— start Data in this exercise —

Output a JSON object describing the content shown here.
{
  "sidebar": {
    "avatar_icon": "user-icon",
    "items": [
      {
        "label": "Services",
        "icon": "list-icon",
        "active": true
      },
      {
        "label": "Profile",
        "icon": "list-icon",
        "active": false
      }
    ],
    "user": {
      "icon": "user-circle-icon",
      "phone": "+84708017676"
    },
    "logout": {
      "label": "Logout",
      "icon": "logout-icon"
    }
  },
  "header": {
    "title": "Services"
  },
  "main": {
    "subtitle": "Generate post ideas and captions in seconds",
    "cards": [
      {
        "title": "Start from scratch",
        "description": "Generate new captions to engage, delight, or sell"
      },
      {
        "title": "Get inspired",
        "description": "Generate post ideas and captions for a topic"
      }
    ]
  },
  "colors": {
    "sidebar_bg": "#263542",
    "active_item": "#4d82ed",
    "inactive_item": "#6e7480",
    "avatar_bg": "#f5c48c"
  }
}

— end Data in this exercise —

Set exercise | Reproduce the full listing above, character for character.

Task result |
Output a JSON object describing the content shown here.
{
  "sidebar": {
    "avatar_icon": "user-icon",
    "items": [
      {
        "label": "Services",
        "icon": "list-icon",
        "active": true
      },
      {
        "label": "Profile",
        "icon": "list-icon",
        "active": false
      }
    ],
    "user": {
      "icon": "user-circle-icon",
      "phone": "+84708017676"
    },
    "logout": {
      "label": "Logout",
      "icon": "logout-icon"
    }
  },
  "header": {
    "title": "Services"
  },
  "main": {
    "subtitle": "Generate post ideas and captions in seconds",
    "cards": [
      {
        "title": "Start from scratch",
        "description": "Generate new captions to engage, delight, or sell"
      },
      {
        "title": "Get inspired",
        "description": "Generate post ideas and captions for a topic"
      }
    ]
  },
  "colors": {
    "sidebar_bg": "#263542",
    "active_item": "#4d82ed",
    "inactive_item": "#6e7480",
    "avatar_bg": "#f5c48c"
  }
}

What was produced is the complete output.